* **JOB**:
Output exactly, and only, the stretch of lines beginning at the line with "Read out every word on this page." and ending at the last line of the listing below. Drop the pictures.
-- start GIVEN DATA --
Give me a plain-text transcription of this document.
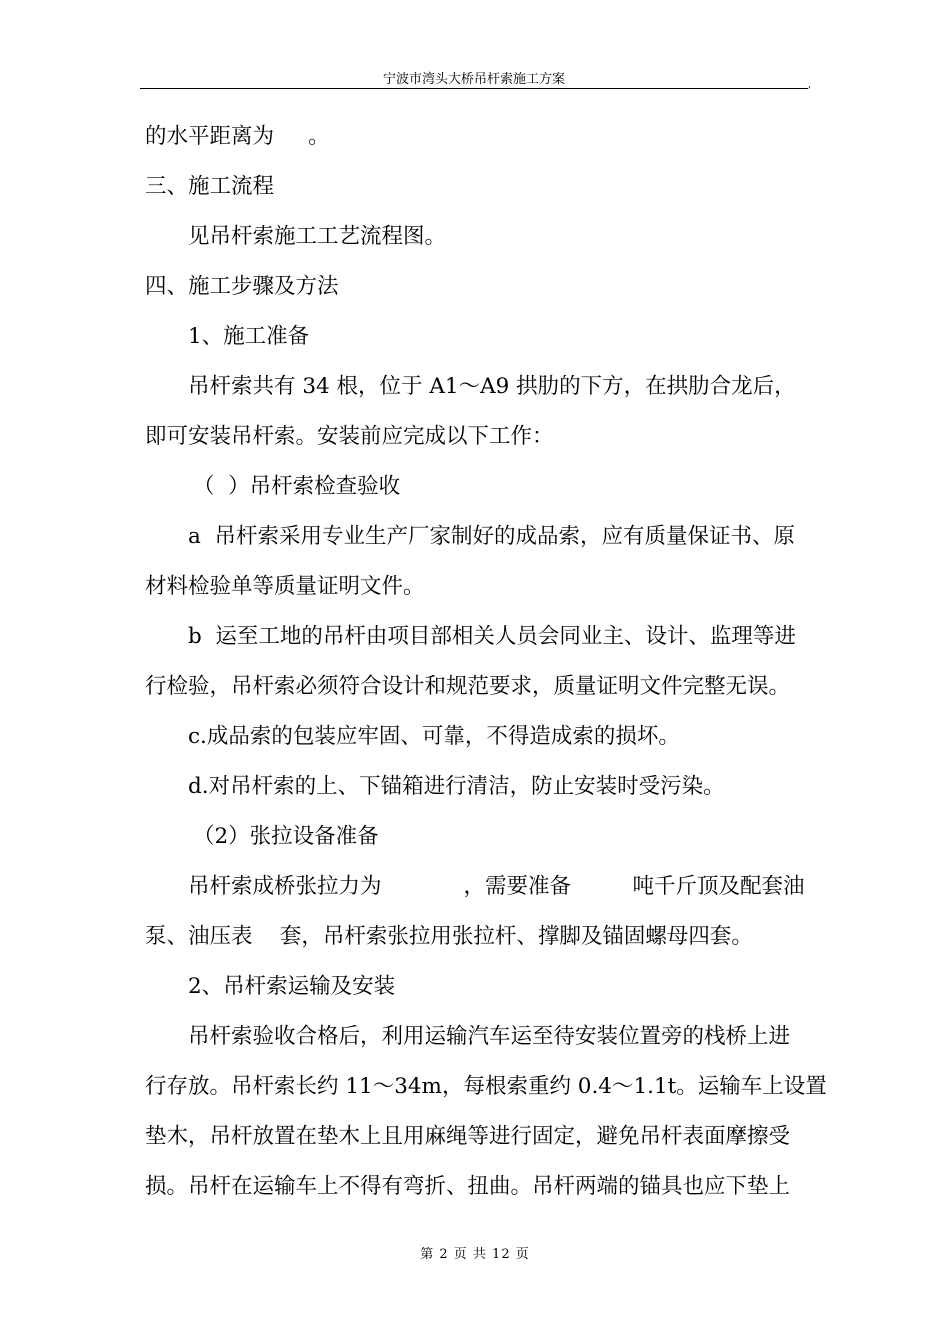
宁波市湾头大桥吊杆索施工方案	,
的水平距离为     。
三、施工流程
见吊杆索施工工艺流程图。
四、施工步骤及方法
1、施工准备
吊杆索共有 34 根，位于 A1～A9 拱肋的下方，在拱肋合龙后，
即可安装吊杆索。安装前应完成以下工作：
（  ）吊杆索检查验收
a  吊杆索采用专业生产厂家制好的成品索，应有质量保证书、原
材料检验单等质量证明文件。
b  运至工地的吊杆由项目部相关人员会同业主、设计、监理等进
行检验，吊杆索必须符合设计和规范要求，质量证明文件完整无误。
c.成品索的包装应牢固、可靠，不得造成索的损坏。
d.对吊杆索的上、下锚箱进行清洁，防止安装时受污染。
（2）张拉设备准备
吊杆索成桥张拉力为            ，需要准备         吨千斤顶及配套油
泵、油压表    套，吊杆索张拉用张拉杆、撑脚及锚固螺母四套。
2、吊杆索运输及安装
吊杆索验收合格后，利用运输汽车运至待安装位置旁的栈桥上进
行存放。吊杆索长约 11～34m，每根索重约 0.4～1.1t。运输车上设置
垫木，吊杆放置在垫木上且用麻绳等进行固定，避免吊杆表面摩擦受
损。吊杆在运输车上不得有弯折、扭曲。吊杆两端的锚具也应下垫上
第 2 页 共 12 页
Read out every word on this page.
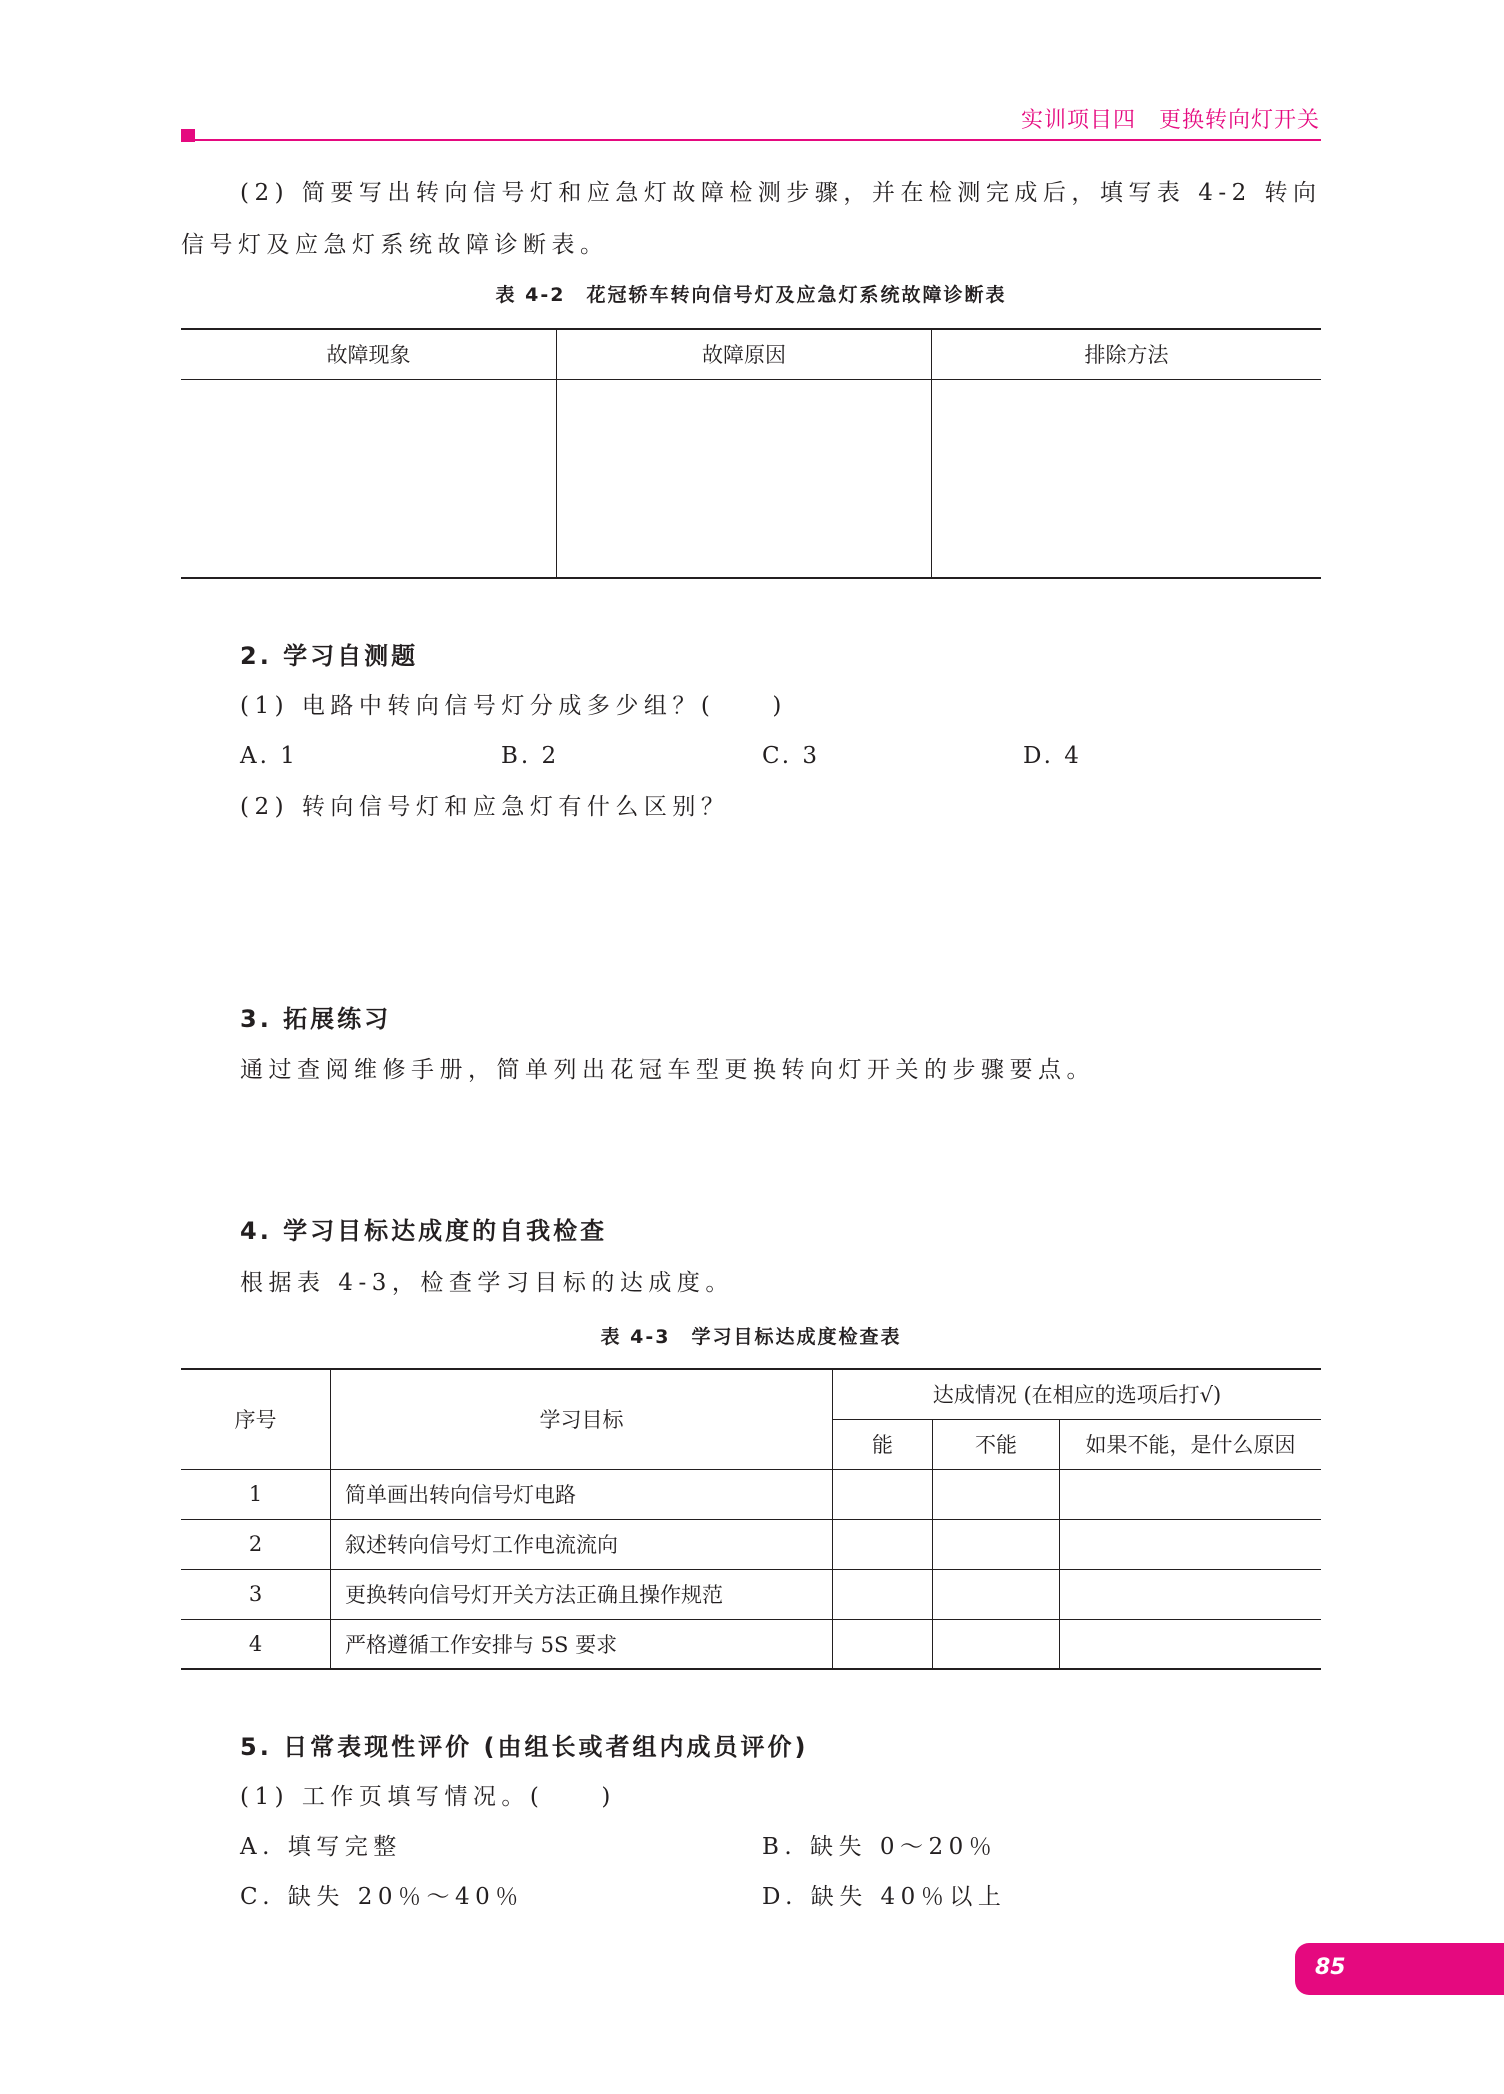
实训项目四　更换转向灯开关
(2) 简要写出转向信号灯和应急灯故障检测步骤，并在检测完成后，填写表 4-2 转向
信号灯及应急灯系统故障诊断表。
表 4-2　花冠轿车转向信号灯及应急灯系统故障诊断表
故障现象	故障原因	排除方法

2. 学习自测题
(1) 电路中转向信号灯分成多少组？(　　)
A. 1	B. 2	C. 3	D. 4
(2) 转向信号灯和应急灯有什么区别？
3. 拓展练习
通过查阅维修手册，简单列出花冠车型更换转向灯开关的步骤要点。
4. 学习目标达成度的自我检查
根据表 4-3，检查学习目标的达成度。
表 4-3　学习目标达成度检查表
序号	学习目标	达成情况 (在相应的选项后打√)		
		能	不能	如果不能，是什么原因
1	简单画出转向信号灯电路			
2	叙述转向信号灯工作电流流向			
3	更换转向信号灯开关方法正确且操作规范			
4	严格遵循工作安排与 5S 要求			
5. 日常表现性评价 (由组长或者组内成员评价)
(1) 工作页填写情况。(　　)
A. 填写完整	B. 缺失 0～20％
C. 缺失 20％～40％	D. 缺失 40％以上
85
-- end GIVEN DATA --
* **RESPONSE**:
Read out every word on this page.
实训项目四　更换转向灯开关
(2) 简要写出转向信号灯和应急灯故障检测步骤，并在检测完成后，填写表 4-2 转向
信号灯及应急灯系统故障诊断表。
表 4-2　花冠轿车转向信号灯及应急灯系统故障诊断表
故障现象	故障原因	排除方法

2. 学习自测题
(1) 电路中转向信号灯分成多少组？(　　)
A. 1	B. 2	C. 3	D. 4
(2) 转向信号灯和应急灯有什么区别？
3. 拓展练习
通过查阅维修手册，简单列出花冠车型更换转向灯开关的步骤要点。
4. 学习目标达成度的自我检查
根据表 4-3，检查学习目标的达成度。
表 4-3　学习目标达成度检查表
序号	学习目标	达成情况 (在相应的选项后打√)		
		能	不能	如果不能，是什么原因
1	简单画出转向信号灯电路			
2	叙述转向信号灯工作电流流向			
3	更换转向信号灯开关方法正确且操作规范			
4	严格遵循工作安排与 5S 要求			
5. 日常表现性评价 (由组长或者组内成员评价)
(1) 工作页填写情况。(　　)
A. 填写完整	B. 缺失 0～20％
C. 缺失 20％～40％	D. 缺失 40％以上
85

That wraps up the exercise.